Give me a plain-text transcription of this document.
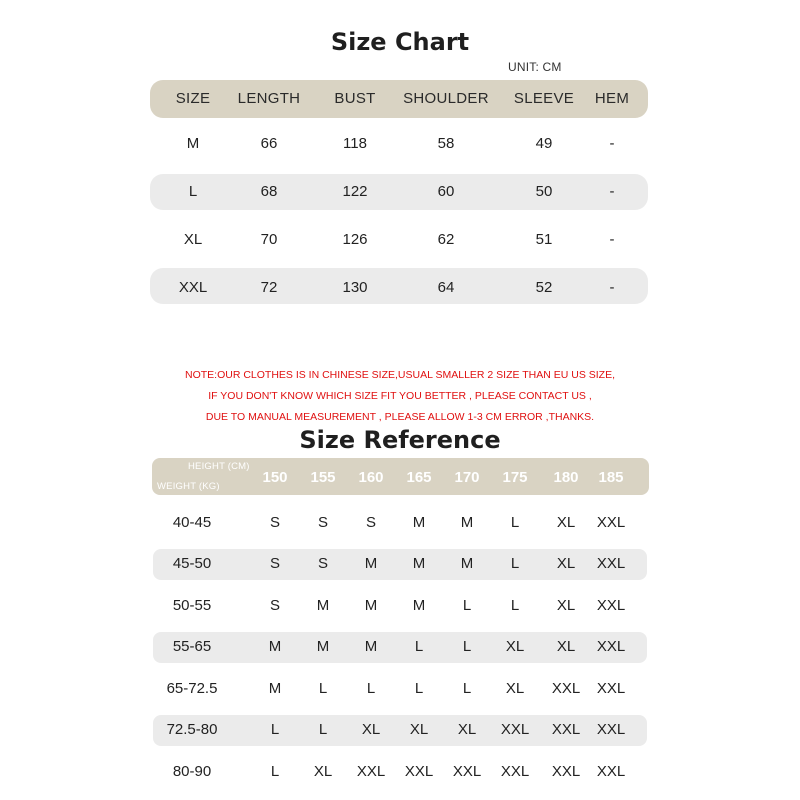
Size Chart
UNIT: CM
SIZE LENGTH BUST SHOULDER SLEEVE HEM
M	66	118	58	49	-
L	68	122	60	50	-
XL	70	126	62	51	-
XXL	72	130	64	52	-
NOTE:OUR CLOTHES IS IN CHINESE SIZE,USUAL SMALLER 2 SIZE THAN EU US SIZE,
IF YOU DON'T KNOW WHICH SIZE FIT YOU BETTER , PLEASE CONTACT US ,
DUE TO MANUAL MEASUREMENT , PLEASE ALLOW 1-3 CM ERROR ,THANKS.
Size Reference
HEIGHT (CM)
WEIGHT (KG)
150 155 160 165 170 175 180 185
40-45	S	S	S M M	L	XL XXL
45-50	S	S M M M	L	XL XXL
50-55	S M M M	L	L	XL XXL
55-65	M M M	L	L XL XL XXL
65-72.5	M	L	L	L	L XL XXL XXL
72.5-80	L	L XL XL XL XXL XXL XXL
80-90	L XL XXL XXL XXL XXL XXL XXL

================================

Written task:
Retype the data above exactly; pictures are not part of the copy.

Worked solution:
Give me a plain-text transcription of this document.
Size Chart
UNIT: CM
SIZE LENGTH BUST SHOULDER SLEEVE HEM
M	66	118	58	49	-
L	68	122	60	50	-
XL	70	126	62	51	-
XXL	72	130	64	52	-
NOTE:OUR CLOTHES IS IN CHINESE SIZE,USUAL SMALLER 2 SIZE THAN EU US SIZE,
IF YOU DON'T KNOW WHICH SIZE FIT YOU BETTER , PLEASE CONTACT US ,
DUE TO MANUAL MEASUREMENT , PLEASE ALLOW 1-3 CM ERROR ,THANKS.
Size Reference
HEIGHT (CM)
WEIGHT (KG)
150 155 160 165 170 175 180 185
40-45	S	S	S M M	L	XL XXL
45-50	S	S M M M	L	XL XXL
50-55	S M M M	L	L	XL XXL
55-65	M M M	L	L XL XL XXL
65-72.5	M	L	L	L	L XL XXL XXL
72.5-80	L	L XL XL XL XXL XXL XXL
80-90	L XL XXL XXL XXL XXL XXL XXL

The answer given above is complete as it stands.